[Saved entries]
▬▬▬▬▬▬▬▬▬▬
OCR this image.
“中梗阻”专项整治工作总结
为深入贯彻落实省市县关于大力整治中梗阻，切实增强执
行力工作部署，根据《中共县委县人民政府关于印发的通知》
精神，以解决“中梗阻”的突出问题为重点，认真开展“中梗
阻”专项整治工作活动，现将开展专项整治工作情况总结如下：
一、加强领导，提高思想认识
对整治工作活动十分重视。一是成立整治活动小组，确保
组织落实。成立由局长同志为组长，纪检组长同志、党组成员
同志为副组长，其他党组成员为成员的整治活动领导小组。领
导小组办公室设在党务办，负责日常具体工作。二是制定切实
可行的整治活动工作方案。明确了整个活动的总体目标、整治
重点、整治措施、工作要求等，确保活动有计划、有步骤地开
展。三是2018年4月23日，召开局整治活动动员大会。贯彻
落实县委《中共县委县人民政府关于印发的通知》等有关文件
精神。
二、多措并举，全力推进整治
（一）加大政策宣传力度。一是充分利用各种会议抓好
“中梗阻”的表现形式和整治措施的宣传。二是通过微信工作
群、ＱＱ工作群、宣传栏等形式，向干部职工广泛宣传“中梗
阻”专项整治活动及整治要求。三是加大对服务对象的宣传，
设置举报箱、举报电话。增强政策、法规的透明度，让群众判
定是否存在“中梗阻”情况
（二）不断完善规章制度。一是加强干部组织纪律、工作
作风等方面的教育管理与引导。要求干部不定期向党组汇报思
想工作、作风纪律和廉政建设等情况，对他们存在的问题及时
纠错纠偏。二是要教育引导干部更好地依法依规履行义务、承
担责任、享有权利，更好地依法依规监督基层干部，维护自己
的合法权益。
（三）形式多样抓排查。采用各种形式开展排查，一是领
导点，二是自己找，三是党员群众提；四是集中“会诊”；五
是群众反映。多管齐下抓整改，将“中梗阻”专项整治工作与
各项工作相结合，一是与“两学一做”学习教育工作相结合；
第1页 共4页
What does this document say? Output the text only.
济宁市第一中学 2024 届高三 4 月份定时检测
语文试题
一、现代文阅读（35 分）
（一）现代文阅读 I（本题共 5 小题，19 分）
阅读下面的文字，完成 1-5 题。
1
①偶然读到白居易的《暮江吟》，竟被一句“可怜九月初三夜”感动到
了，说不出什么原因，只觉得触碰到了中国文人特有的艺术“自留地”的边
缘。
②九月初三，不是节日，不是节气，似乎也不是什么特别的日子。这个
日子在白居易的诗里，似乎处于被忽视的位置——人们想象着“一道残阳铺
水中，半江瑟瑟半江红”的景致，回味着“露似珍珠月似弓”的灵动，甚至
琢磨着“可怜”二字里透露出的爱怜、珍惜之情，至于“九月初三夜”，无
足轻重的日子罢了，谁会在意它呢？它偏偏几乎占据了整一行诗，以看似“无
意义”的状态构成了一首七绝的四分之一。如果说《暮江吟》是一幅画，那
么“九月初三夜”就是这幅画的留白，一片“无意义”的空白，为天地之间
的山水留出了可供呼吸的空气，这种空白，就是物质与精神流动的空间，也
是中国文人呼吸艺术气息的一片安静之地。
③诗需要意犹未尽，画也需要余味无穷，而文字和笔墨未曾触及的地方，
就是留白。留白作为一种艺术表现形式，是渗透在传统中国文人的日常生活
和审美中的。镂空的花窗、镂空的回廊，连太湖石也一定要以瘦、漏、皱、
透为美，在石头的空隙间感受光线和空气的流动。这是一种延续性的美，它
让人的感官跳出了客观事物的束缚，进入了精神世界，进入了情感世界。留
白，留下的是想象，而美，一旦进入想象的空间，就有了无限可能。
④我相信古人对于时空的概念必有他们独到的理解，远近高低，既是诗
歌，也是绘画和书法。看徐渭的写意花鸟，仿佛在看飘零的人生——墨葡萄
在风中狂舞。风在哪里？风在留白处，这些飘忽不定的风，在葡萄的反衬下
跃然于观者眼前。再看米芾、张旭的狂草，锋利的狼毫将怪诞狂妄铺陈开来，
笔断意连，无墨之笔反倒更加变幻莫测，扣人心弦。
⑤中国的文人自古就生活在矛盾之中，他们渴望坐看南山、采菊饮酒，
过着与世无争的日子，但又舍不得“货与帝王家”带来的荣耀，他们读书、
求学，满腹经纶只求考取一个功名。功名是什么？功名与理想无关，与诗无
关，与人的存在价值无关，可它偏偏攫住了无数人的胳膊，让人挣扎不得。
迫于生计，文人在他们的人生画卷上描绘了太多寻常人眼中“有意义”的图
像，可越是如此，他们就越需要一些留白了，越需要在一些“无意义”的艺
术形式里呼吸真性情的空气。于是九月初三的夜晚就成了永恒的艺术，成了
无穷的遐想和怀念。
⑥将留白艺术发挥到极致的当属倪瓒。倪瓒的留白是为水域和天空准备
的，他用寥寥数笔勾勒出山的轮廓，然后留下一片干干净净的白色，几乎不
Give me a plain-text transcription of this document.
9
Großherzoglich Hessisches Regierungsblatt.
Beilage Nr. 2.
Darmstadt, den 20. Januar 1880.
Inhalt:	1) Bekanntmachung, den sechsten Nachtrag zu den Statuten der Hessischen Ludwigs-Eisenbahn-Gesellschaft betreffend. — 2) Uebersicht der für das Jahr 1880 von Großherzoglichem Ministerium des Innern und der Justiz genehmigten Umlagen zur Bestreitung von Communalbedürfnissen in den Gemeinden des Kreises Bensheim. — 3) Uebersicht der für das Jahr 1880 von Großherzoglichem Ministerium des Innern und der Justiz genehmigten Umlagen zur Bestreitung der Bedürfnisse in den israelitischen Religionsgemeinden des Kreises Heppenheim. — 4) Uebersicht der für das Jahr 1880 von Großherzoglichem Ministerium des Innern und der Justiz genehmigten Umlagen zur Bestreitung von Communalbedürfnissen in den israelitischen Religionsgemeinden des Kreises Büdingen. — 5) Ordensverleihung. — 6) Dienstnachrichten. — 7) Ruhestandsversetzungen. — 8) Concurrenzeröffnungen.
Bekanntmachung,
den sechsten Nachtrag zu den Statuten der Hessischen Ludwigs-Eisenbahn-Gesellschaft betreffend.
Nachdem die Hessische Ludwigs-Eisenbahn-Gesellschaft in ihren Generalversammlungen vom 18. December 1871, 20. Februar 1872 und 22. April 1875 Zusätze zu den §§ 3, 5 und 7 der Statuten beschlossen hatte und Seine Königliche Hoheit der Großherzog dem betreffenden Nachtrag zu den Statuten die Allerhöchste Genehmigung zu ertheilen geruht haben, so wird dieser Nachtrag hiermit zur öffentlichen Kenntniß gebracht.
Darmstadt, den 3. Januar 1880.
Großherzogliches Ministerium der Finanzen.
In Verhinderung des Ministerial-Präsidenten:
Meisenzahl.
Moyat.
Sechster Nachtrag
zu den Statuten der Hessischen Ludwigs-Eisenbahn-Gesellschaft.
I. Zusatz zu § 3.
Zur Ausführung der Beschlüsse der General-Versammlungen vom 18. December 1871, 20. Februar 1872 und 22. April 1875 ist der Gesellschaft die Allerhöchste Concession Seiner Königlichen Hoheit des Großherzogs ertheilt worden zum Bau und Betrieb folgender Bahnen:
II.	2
▬▬▬▬▬▬▬▬▬▬
◆ What is needed
Faithfully transcribe the whole of the data.

◆ Solution
OCR this image.
“中梗阻”专项整治工作总结
为深入贯彻落实省市县关于大力整治中梗阻，切实增强执
行力工作部署，根据《中共县委县人民政府关于印发的通知》
精神，以解决“中梗阻”的突出问题为重点，认真开展“中梗
阻”专项整治工作活动，现将开展专项整治工作情况总结如下：
一、加强领导，提高思想认识
对整治工作活动十分重视。一是成立整治活动小组，确保
组织落实。成立由局长同志为组长，纪检组长同志、党组成员
同志为副组长，其他党组成员为成员的整治活动领导小组。领
导小组办公室设在党务办，负责日常具体工作。二是制定切实
可行的整治活动工作方案。明确了整个活动的总体目标、整治
重点、整治措施、工作要求等，确保活动有计划、有步骤地开
展。三是2018年4月23日，召开局整治活动动员大会。贯彻
落实县委《中共县委县人民政府关于印发的通知》等有关文件
精神。
二、多措并举，全力推进整治
（一）加大政策宣传力度。一是充分利用各种会议抓好
“中梗阻”的表现形式和整治措施的宣传。二是通过微信工作
群、ＱＱ工作群、宣传栏等形式，向干部职工广泛宣传“中梗
阻”专项整治活动及整治要求。三是加大对服务对象的宣传，
设置举报箱、举报电话。增强政策、法规的透明度，让群众判
定是否存在“中梗阻”情况
（二）不断完善规章制度。一是加强干部组织纪律、工作
作风等方面的教育管理与引导。要求干部不定期向党组汇报思
想工作、作风纪律和廉政建设等情况，对他们存在的问题及时
纠错纠偏。二是要教育引导干部更好地依法依规履行义务、承
担责任、享有权利，更好地依法依规监督基层干部，维护自己
的合法权益。
（三）形式多样抓排查。采用各种形式开展排查，一是领
导点，二是自己找，三是党员群众提；四是集中“会诊”；五
是群众反映。多管齐下抓整改，将“中梗阻”专项整治工作与
各项工作相结合，一是与“两学一做”学习教育工作相结合；
第1页 共4页
What does this document say? Output the text only.
济宁市第一中学 2024 届高三 4 月份定时检测
语文试题
一、现代文阅读（35 分）
（一）现代文阅读 I（本题共 5 小题，19 分）
阅读下面的文字，完成 1-5 题。
1
①偶然读到白居易的《暮江吟》，竟被一句“可怜九月初三夜”感动到
了，说不出什么原因，只觉得触碰到了中国文人特有的艺术“自留地”的边
缘。
②九月初三，不是节日，不是节气，似乎也不是什么特别的日子。这个
日子在白居易的诗里，似乎处于被忽视的位置——人们想象着“一道残阳铺
水中，半江瑟瑟半江红”的景致，回味着“露似珍珠月似弓”的灵动，甚至
琢磨着“可怜”二字里透露出的爱怜、珍惜之情，至于“九月初三夜”，无
足轻重的日子罢了，谁会在意它呢？它偏偏几乎占据了整一行诗，以看似“无
意义”的状态构成了一首七绝的四分之一。如果说《暮江吟》是一幅画，那
么“九月初三夜”就是这幅画的留白，一片“无意义”的空白，为天地之间
的山水留出了可供呼吸的空气，这种空白，就是物质与精神流动的空间，也
是中国文人呼吸艺术气息的一片安静之地。
③诗需要意犹未尽，画也需要余味无穷，而文字和笔墨未曾触及的地方，
就是留白。留白作为一种艺术表现形式，是渗透在传统中国文人的日常生活
和审美中的。镂空的花窗、镂空的回廊，连太湖石也一定要以瘦、漏、皱、
透为美，在石头的空隙间感受光线和空气的流动。这是一种延续性的美，它
让人的感官跳出了客观事物的束缚，进入了精神世界，进入了情感世界。留
白，留下的是想象，而美，一旦进入想象的空间，就有了无限可能。
④我相信古人对于时空的概念必有他们独到的理解，远近高低，既是诗
歌，也是绘画和书法。看徐渭的写意花鸟，仿佛在看飘零的人生——墨葡萄
在风中狂舞。风在哪里？风在留白处，这些飘忽不定的风，在葡萄的反衬下
跃然于观者眼前。再看米芾、张旭的狂草，锋利的狼毫将怪诞狂妄铺陈开来，
笔断意连，无墨之笔反倒更加变幻莫测，扣人心弦。
⑤中国的文人自古就生活在矛盾之中，他们渴望坐看南山、采菊饮酒，
过着与世无争的日子，但又舍不得“货与帝王家”带来的荣耀，他们读书、
求学，满腹经纶只求考取一个功名。功名是什么？功名与理想无关，与诗无
关，与人的存在价值无关，可它偏偏攫住了无数人的胳膊，让人挣扎不得。
迫于生计，文人在他们的人生画卷上描绘了太多寻常人眼中“有意义”的图
像，可越是如此，他们就越需要一些留白了，越需要在一些“无意义”的艺
术形式里呼吸真性情的空气。于是九月初三的夜晚就成了永恒的艺术，成了
无穷的遐想和怀念。
⑥将留白艺术发挥到极致的当属倪瓒。倪瓒的留白是为水域和天空准备
的，他用寥寥数笔勾勒出山的轮廓，然后留下一片干干净净的白色，几乎不
Give me a plain-text transcription of this document.
9
Großherzoglich Hessisches Regierungsblatt.
Beilage Nr. 2.
Darmstadt, den 20. Januar 1880.
Inhalt:	1) Bekanntmachung, den sechsten Nachtrag zu den Statuten der Hessischen Ludwigs-Eisenbahn-Gesellschaft betreffend. — 2) Uebersicht der für das Jahr 1880 von Großherzoglichem Ministerium des Innern und der Justiz genehmigten Umlagen zur Bestreitung von Communalbedürfnissen in den Gemeinden des Kreises Bensheim. — 3) Uebersicht der für das Jahr 1880 von Großherzoglichem Ministerium des Innern und der Justiz genehmigten Umlagen zur Bestreitung der Bedürfnisse in den israelitischen Religionsgemeinden des Kreises Heppenheim. — 4) Uebersicht der für das Jahr 1880 von Großherzoglichem Ministerium des Innern und der Justiz genehmigten Umlagen zur Bestreitung von Communalbedürfnissen in den israelitischen Religionsgemeinden des Kreises Büdingen. — 5) Ordensverleihung. — 6) Dienstnachrichten. — 7) Ruhestandsversetzungen. — 8) Concurrenzeröffnungen.
Bekanntmachung,
den sechsten Nachtrag zu den Statuten der Hessischen Ludwigs-Eisenbahn-Gesellschaft betreffend.
Nachdem die Hessische Ludwigs-Eisenbahn-Gesellschaft in ihren Generalversammlungen vom 18. December 1871, 20. Februar 1872 und 22. April 1875 Zusätze zu den §§ 3, 5 und 7 der Statuten beschlossen hatte und Seine Königliche Hoheit der Großherzog dem betreffenden Nachtrag zu den Statuten die Allerhöchste Genehmigung zu ertheilen geruht haben, so wird dieser Nachtrag hiermit zur öffentlichen Kenntniß gebracht.
Darmstadt, den 3. Januar 1880.
Großherzogliches Ministerium der Finanzen.
In Verhinderung des Ministerial-Präsidenten:
Meisenzahl.
Moyat.
Sechster Nachtrag
zu den Statuten der Hessischen Ludwigs-Eisenbahn-Gesellschaft.
I. Zusatz zu § 3.
Zur Ausführung der Beschlüsse der General-Versammlungen vom 18. December 1871, 20. Februar 1872 und 22. April 1875 ist der Gesellschaft die Allerhöchste Concession Seiner Königlichen Hoheit des Großherzogs ertheilt worden zum Bau und Betrieb folgender Bahnen:
II.	2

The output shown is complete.